Items from a data source
=====

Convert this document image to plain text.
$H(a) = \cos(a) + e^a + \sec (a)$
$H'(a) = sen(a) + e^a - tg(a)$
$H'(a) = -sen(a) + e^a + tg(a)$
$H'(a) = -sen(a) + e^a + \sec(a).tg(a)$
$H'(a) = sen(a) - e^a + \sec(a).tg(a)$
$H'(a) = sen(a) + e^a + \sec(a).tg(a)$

=====

Extract the listing in its entirety and repeat it exactly.

Convert this document image to plain text.
$H(a) = \cos(a) + e^a + \sec (a)$
$H'(a) = sen(a) + e^a - tg(a)$
$H'(a) = -sen(a) + e^a + tg(a)$
$H'(a) = -sen(a) + e^a + \sec(a).tg(a)$
$H'(a) = sen(a) - e^a + \sec(a).tg(a)$
$H'(a) = sen(a) + e^a + \sec(a).tg(a)$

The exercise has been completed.